* Input *
################

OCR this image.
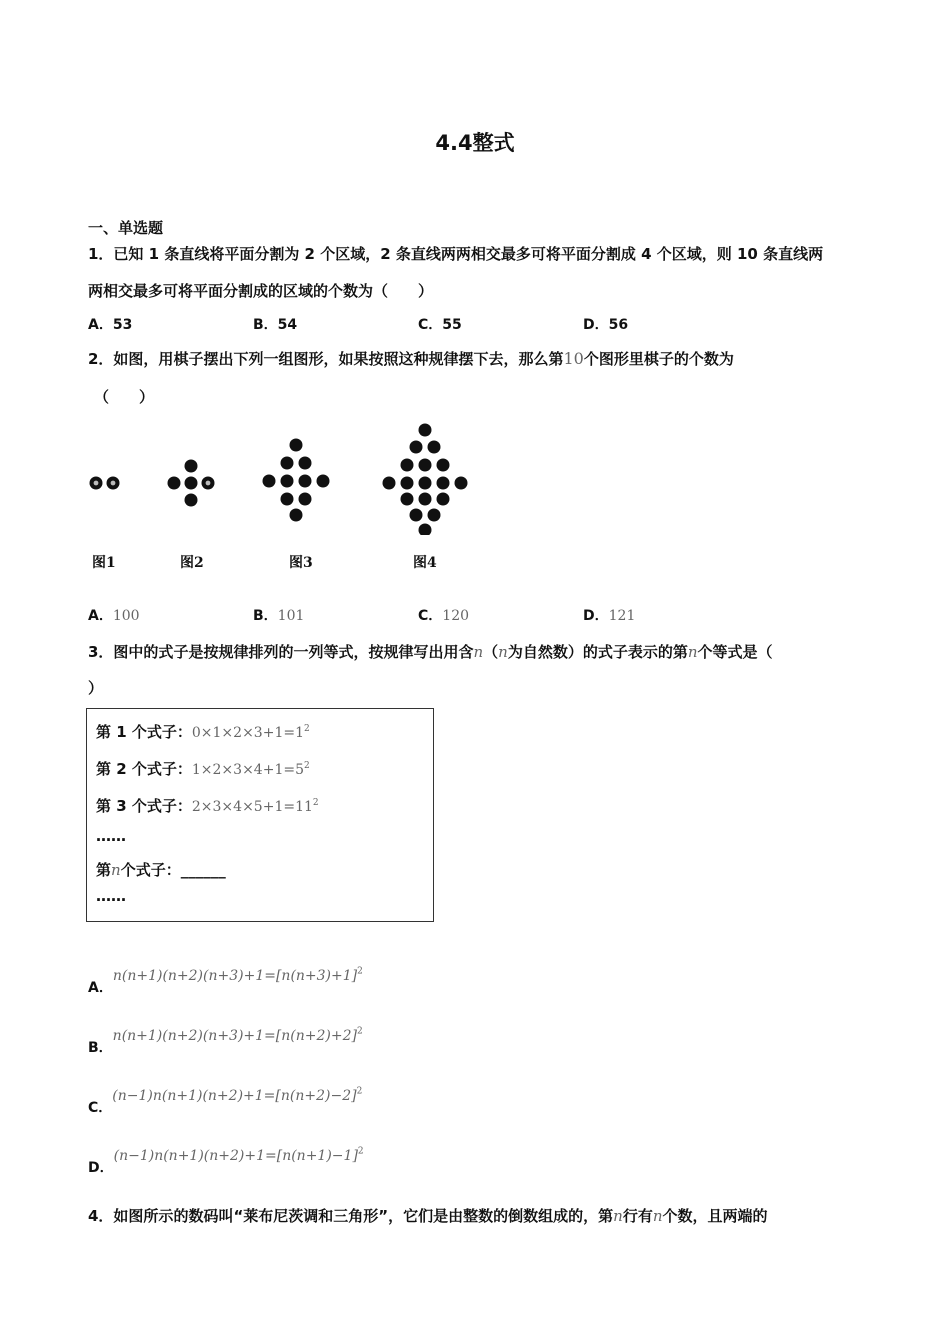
4.4整式
一、单选题
1．已知 1 条直线将平面分割为 2 个区域，2 条直线两两相交最多可将平面分割成 4 个区域，则 10 条直线两
两相交最多可将平面分割成的区域的个数为（　　）
A．53	B．54	C．55	D．56
2．如图，用棋子摆出下列一组图形，如果按照这种规律摆下去，那么第10个图形里棋子的个数为
（　　）
图1	图2	图3	图4
A．100	B．101	C．120	D．121
3．图中的式子是按规律排列的一列等式，按规律写出用含n（n为自然数）的式子表示的第n个等式是（
）
第 1 个式子：$0\times 1\times 2\times 3+1=1^2$
第 2 个式子：$1\times 2\times 3\times 4+1=5^2$
第 3 个式子：$2\times 3\times 4\times 5+1=11^2$
……
第n个式子：______
……
A．$n(n+1)(n+2)(n+3)+1=[n(n+3)+1]^2$
B．$n(n+1)(n+2)(n+3)+1=[n(n+2)+2]^2$
C．$(n-1)n(n+1)(n+2)+1=[n(n+2)-2]^2$
D．$(n-1)n(n+1)(n+2)+1=[n(n+1)-1]^2$
4．如图所示的数码叫“莱布尼茨调和三角形”，它们是由整数的倒数组成的，第n行有n个数，且两端的
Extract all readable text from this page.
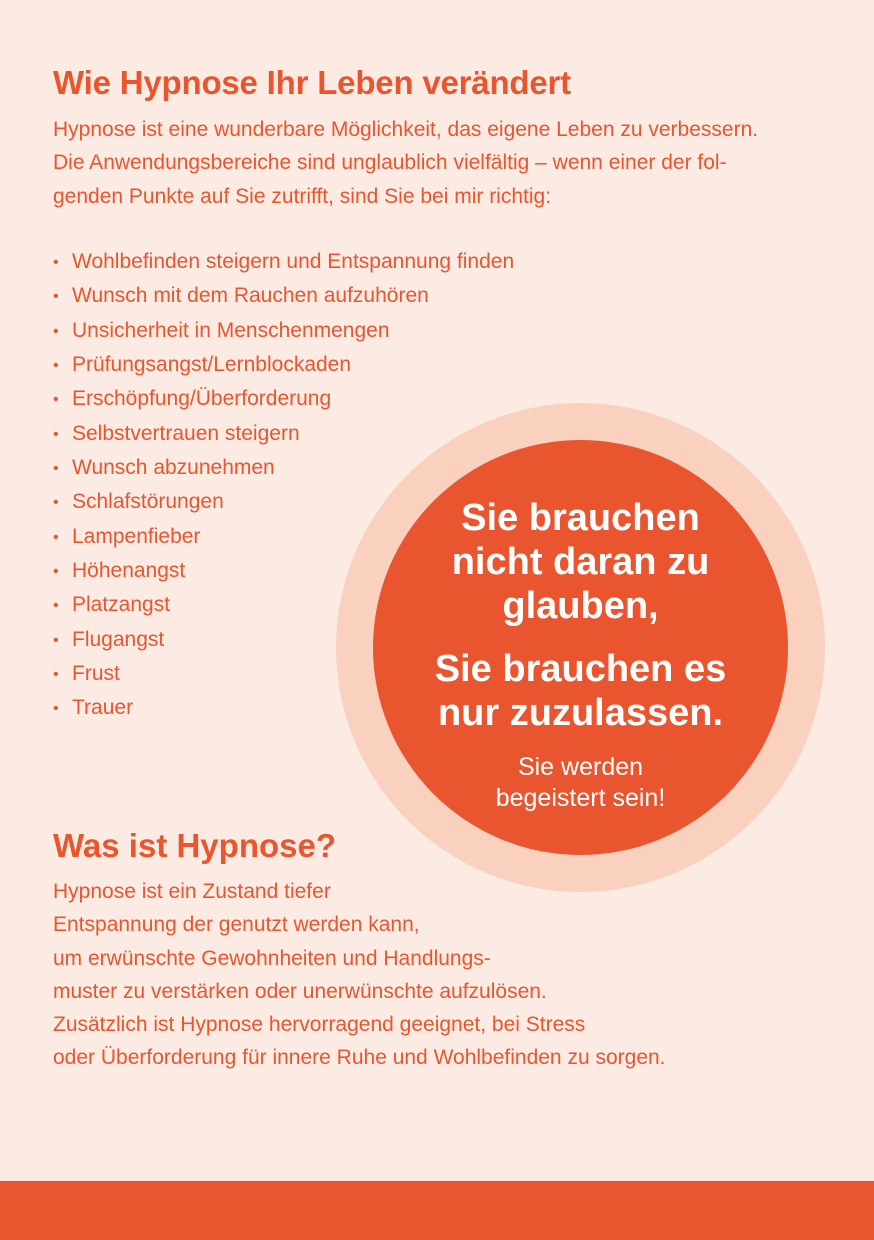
Wie Hypnose Ihr Leben verändert
Hypnose ist eine wunderbare Möglichkeit, das eigene Leben zu verbessern.
Die Anwendungsbereiche sind unglaublich vielfältig – wenn einer der fol-
genden Punkte auf Sie zutrifft, sind Sie bei mir richtig:
• Wohlbefinden steigern und Entspannung finden
• Wunsch mit dem Rauchen aufzuhören
• Unsicherheit in Menschenmengen
• Prüfungsangst/Lernblockaden
• Erschöpfung/Überforderung
• Selbstvertrauen steigern
• Wunsch abzunehmen
• Schlafstörungen
• Lampenfieber
• Höhenangst
• Platzangst
• Flugangst
• Frust
• Trauer
Sie brauchen
nicht daran zu
glauben,
Sie brauchen es
nur zuzulassen.
Sie werden
begeistert sein!
Was ist Hypnose?
Hypnose ist ein Zustand tiefer
Entspannung der genutzt werden kann,
um erwünschte Gewohnheiten und Handlungs-
muster zu verstärken oder unerwünschte aufzulösen.
Zusätzlich ist Hypnose hervorragend geeignet, bei Stress
oder Überforderung für innere Ruhe und Wohlbefinden zu sorgen.
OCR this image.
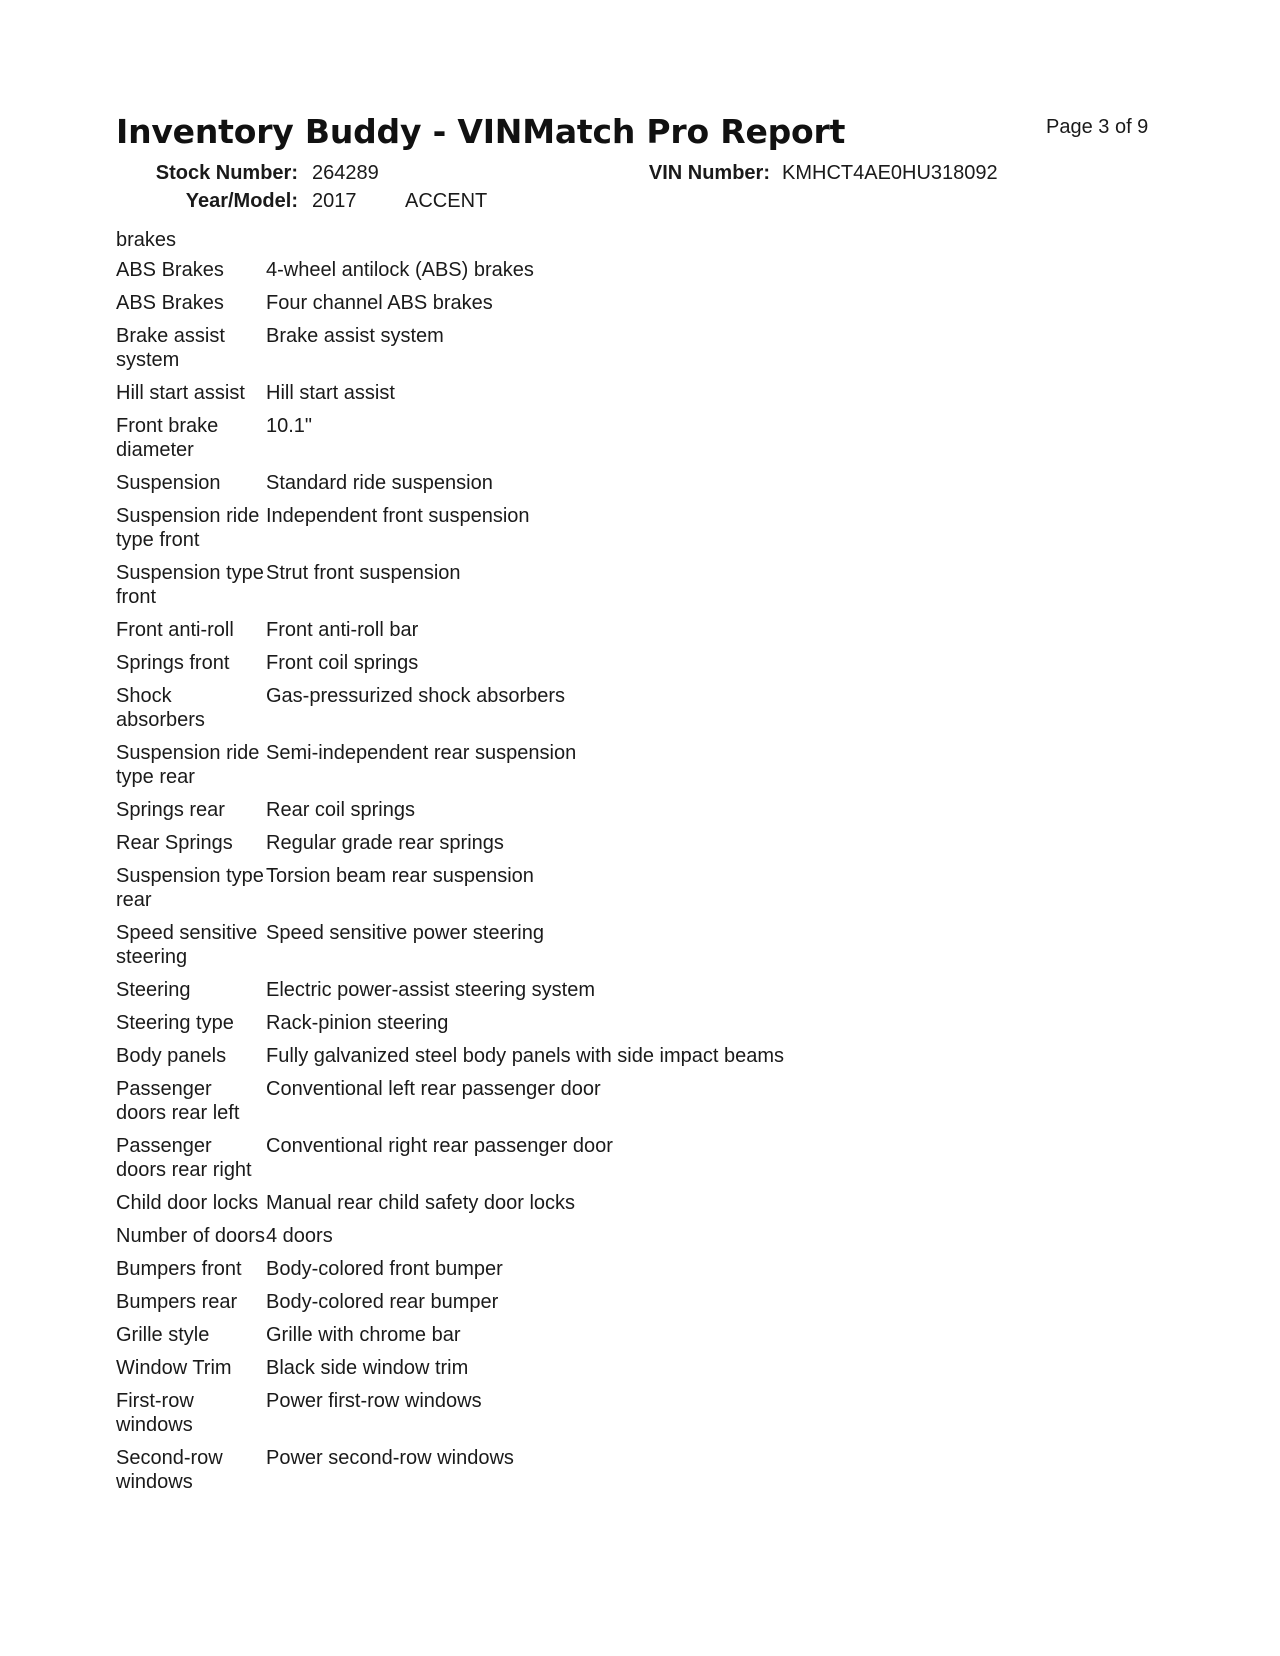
Page 3 of 9
Inventory Buddy - VINMatch Pro Report
Stock Number: 264289
Year/Model: 2017 ACCENT
VIN Number: KMHCT4AE0HU318092
brakes
ABS Brakes	4-wheel antilock (ABS) brakes
ABS Brakes	Four channel ABS brakes
Brake assist system	Brake assist system
Hill start assist	Hill start assist
Front brake diameter	10.1"
Suspension	Standard ride suspension
Suspension ride type front	Independent front suspension
Suspension type front	Strut front suspension
Front anti-roll	Front anti-roll bar
Springs front	Front coil springs
Shock absorbers	Gas-pressurized shock absorbers
Suspension ride type rear	Semi-independent rear suspension
Springs rear	Rear coil springs
Rear Springs	Regular grade rear springs
Suspension type rear	Torsion beam rear suspension
Speed sensitive steering	Speed sensitive power steering
Steering	Electric power-assist steering system
Steering type	Rack-pinion steering
Body panels	Fully galvanized steel body panels with side impact beams
Passenger doors rear left	Conventional left rear passenger door
Passenger doors rear right	Conventional right rear passenger door
Child door locks	Manual rear child safety door locks
Number of doors	4 doors
Bumpers front	Body-colored front bumper
Bumpers rear	Body-colored rear bumper
Grille style	Grille with chrome bar
Window Trim	Black side window trim
First-row windows	Power first-row windows
Second-row windows	Power second-row windows
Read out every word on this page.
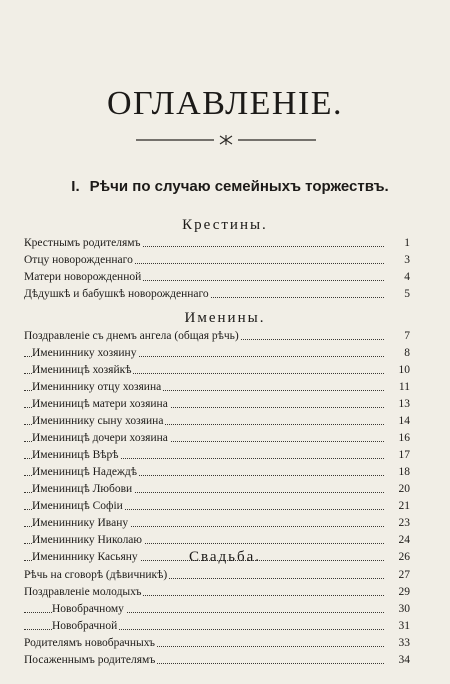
ОГЛАВЛЕНІЕ.
I. Рѣчи по случаю семейныхъ торжествъ.
Крестины.
Крестнымъ родителямъ	1
Отцу новорожденнаго	3
Матери новорожденной	4
Дѣдушкѣ и бабушкѣ новорожденнаго	5
Именины.
Поздравленіе съ днемъ ангела (общая рѣчь)	7
Имениннику хозяину	8
Имениницѣ хозяйкѣ	10
Имениннику отцу хозяина	11
Имениницѣ матери хозяина	13
Имениннику сыну хозяина	14
Имениницѣ дочери хозяина	16
Имениницѣ Вѣрѣ	17
Имениницѣ Надеждѣ	18
Имениницѣ Любови	20
Имениницѣ Софіи	21
Имениннику Ивану	23
Имениннику Николаю	24
Имениннику Касьяну	26
Свадьба.
Рѣчь на сговорѣ (дѣвичникѣ)	27
Поздравленіе молодыхъ	29
Новобрачному	30
Новобрачной	31
Родителямъ новобрачныхъ	33
Посаженнымъ родителямъ	34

################

Every line that holds the string "Überforderung" should be returned.

• Erschöpfung/Überforderung
oder Überforderung für innere Ruhe und Wohlbefinden zu sorgen.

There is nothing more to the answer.